[start]
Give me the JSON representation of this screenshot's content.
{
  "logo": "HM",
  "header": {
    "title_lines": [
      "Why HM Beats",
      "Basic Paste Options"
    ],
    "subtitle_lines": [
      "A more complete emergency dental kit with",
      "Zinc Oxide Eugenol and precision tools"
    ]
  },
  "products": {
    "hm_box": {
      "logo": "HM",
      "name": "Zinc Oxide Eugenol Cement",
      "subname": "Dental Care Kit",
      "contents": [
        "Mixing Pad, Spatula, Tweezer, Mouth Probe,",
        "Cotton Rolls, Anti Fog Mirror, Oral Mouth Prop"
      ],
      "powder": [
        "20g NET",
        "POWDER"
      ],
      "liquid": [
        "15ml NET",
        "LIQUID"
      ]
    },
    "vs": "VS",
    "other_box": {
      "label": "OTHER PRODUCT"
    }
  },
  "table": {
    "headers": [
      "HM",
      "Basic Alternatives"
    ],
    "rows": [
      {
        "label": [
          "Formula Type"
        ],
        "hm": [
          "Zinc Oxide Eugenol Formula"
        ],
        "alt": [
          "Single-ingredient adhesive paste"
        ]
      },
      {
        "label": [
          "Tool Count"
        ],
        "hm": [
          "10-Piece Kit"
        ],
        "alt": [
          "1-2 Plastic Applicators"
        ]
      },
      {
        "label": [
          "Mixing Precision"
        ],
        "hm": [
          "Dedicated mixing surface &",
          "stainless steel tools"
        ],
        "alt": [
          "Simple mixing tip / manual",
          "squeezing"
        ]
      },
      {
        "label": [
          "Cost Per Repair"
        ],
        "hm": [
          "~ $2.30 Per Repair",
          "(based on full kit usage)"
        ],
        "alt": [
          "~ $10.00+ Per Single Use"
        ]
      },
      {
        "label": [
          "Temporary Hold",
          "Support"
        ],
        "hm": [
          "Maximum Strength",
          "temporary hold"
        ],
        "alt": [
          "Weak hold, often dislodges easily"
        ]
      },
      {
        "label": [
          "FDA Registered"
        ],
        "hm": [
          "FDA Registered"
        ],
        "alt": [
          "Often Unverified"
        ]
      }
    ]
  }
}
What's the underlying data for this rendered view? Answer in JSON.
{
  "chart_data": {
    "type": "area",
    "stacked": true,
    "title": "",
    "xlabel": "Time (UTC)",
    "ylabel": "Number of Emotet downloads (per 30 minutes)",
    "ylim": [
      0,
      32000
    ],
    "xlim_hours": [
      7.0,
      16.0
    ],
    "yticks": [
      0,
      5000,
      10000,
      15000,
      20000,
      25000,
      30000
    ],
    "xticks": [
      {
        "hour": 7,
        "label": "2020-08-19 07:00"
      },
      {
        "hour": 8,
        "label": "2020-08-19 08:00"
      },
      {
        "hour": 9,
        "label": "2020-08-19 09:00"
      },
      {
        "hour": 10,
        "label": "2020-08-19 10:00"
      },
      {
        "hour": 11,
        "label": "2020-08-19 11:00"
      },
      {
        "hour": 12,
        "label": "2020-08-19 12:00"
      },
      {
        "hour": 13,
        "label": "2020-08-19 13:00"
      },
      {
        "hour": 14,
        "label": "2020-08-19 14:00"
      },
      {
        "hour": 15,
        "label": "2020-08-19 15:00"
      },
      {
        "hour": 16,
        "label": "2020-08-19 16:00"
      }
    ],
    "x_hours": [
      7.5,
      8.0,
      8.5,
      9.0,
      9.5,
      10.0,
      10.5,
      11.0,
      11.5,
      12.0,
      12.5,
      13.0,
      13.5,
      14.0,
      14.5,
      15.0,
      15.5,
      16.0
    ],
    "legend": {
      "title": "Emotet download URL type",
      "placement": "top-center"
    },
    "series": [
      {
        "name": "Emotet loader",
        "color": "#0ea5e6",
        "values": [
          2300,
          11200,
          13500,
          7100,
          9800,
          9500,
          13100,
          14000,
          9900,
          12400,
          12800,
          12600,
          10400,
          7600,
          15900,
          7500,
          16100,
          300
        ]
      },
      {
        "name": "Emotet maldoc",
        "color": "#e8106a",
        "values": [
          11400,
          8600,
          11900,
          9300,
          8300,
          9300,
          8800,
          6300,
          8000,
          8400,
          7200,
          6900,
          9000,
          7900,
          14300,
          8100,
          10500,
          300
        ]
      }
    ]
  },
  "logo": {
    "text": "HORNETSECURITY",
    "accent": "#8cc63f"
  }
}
[end]
# STATED PROBLEM:
Repeat the whole listing exactly, keeping every line intact.

# SOLUTION TO THIS TASK:
Give me the JSON representation of this screenshot's content.
{
  "logo": "HM",
  "header": {
    "title_lines": [
      "Why HM Beats",
      "Basic Paste Options"
    ],
    "subtitle_lines": [
      "A more complete emergency dental kit with",
      "Zinc Oxide Eugenol and precision tools"
    ]
  },
  "products": {
    "hm_box": {
      "logo": "HM",
      "name": "Zinc Oxide Eugenol Cement",
      "subname": "Dental Care Kit",
      "contents": [
        "Mixing Pad, Spatula, Tweezer, Mouth Probe,",
        "Cotton Rolls, Anti Fog Mirror, Oral Mouth Prop"
      ],
      "powder": [
        "20g NET",
        "POWDER"
      ],
      "liquid": [
        "15ml NET",
        "LIQUID"
      ]
    },
    "vs": "VS",
    "other_box": {
      "label": "OTHER PRODUCT"
    }
  },
  "table": {
    "headers": [
      "HM",
      "Basic Alternatives"
    ],
    "rows": [
      {
        "label": [
          "Formula Type"
        ],
        "hm": [
          "Zinc Oxide Eugenol Formula"
        ],
        "alt": [
          "Single-ingredient adhesive paste"
        ]
      },
      {
        "label": [
          "Tool Count"
        ],
        "hm": [
          "10-Piece Kit"
        ],
        "alt": [
          "1-2 Plastic Applicators"
        ]
      },
      {
        "label": [
          "Mixing Precision"
        ],
        "hm": [
          "Dedicated mixing surface &",
          "stainless steel tools"
        ],
        "alt": [
          "Simple mixing tip / manual",
          "squeezing"
        ]
      },
      {
        "label": [
          "Cost Per Repair"
        ],
        "hm": [
          "~ $2.30 Per Repair",
          "(based on full kit usage)"
        ],
        "alt": [
          "~ $10.00+ Per Single Use"
        ]
      },
      {
        "label": [
          "Temporary Hold",
          "Support"
        ],
        "hm": [
          "Maximum Strength",
          "temporary hold"
        ],
        "alt": [
          "Weak hold, often dislodges easily"
        ]
      },
      {
        "label": [
          "FDA Registered"
        ],
        "hm": [
          "FDA Registered"
        ],
        "alt": [
          "Often Unverified"
        ]
      }
    ]
  }
}
What's the underlying data for this rendered view? Answer in JSON.
{
  "chart_data": {
    "type": "area",
    "stacked": true,
    "title": "",
    "xlabel": "Time (UTC)",
    "ylabel": "Number of Emotet downloads (per 30 minutes)",
    "ylim": [
      0,
      32000
    ],
    "xlim_hours": [
      7.0,
      16.0
    ],
    "yticks": [
      0,
      5000,
      10000,
      15000,
      20000,
      25000,
      30000
    ],
    "xticks": [
      {
        "hour": 7,
        "label": "2020-08-19 07:00"
      },
      {
        "hour": 8,
        "label": "2020-08-19 08:00"
      },
      {
        "hour": 9,
        "label": "2020-08-19 09:00"
      },
      {
        "hour": 10,
        "label": "2020-08-19 10:00"
      },
      {
        "hour": 11,
        "label": "2020-08-19 11:00"
      },
      {
        "hour": 12,
        "label": "2020-08-19 12:00"
      },
      {
        "hour": 13,
        "label": "2020-08-19 13:00"
      },
      {
        "hour": 14,
        "label": "2020-08-19 14:00"
      },
      {
        "hour": 15,
        "label": "2020-08-19 15:00"
      },
      {
        "hour": 16,
        "label": "2020-08-19 16:00"
      }
    ],
    "x_hours": [
      7.5,
      8.0,
      8.5,
      9.0,
      9.5,
      10.0,
      10.5,
      11.0,
      11.5,
      12.0,
      12.5,
      13.0,
      13.5,
      14.0,
      14.5,
      15.0,
      15.5,
      16.0
    ],
    "legend": {
      "title": "Emotet download URL type",
      "placement": "top-center"
    },
    "series": [
      {
        "name": "Emotet loader",
        "color": "#0ea5e6",
        "values": [
          2300,
          11200,
          13500,
          7100,
          9800,
          9500,
          13100,
          14000,
          9900,
          12400,
          12800,
          12600,
          10400,
          7600,
          15900,
          7500,
          16100,
          300
        ]
      },
      {
        "name": "Emotet maldoc",
        "color": "#e8106a",
        "values": [
          11400,
          8600,
          11900,
          9300,
          8300,
          9300,
          8800,
          6300,
          8000,
          8400,
          7200,
          6900,
          9000,
          7900,
          14300,
          8100,
          10500,
          300
        ]
      }
    ]
  },
  "logo": {
    "text": "HORNETSECURITY",
    "accent": "#8cc63f"
  }
}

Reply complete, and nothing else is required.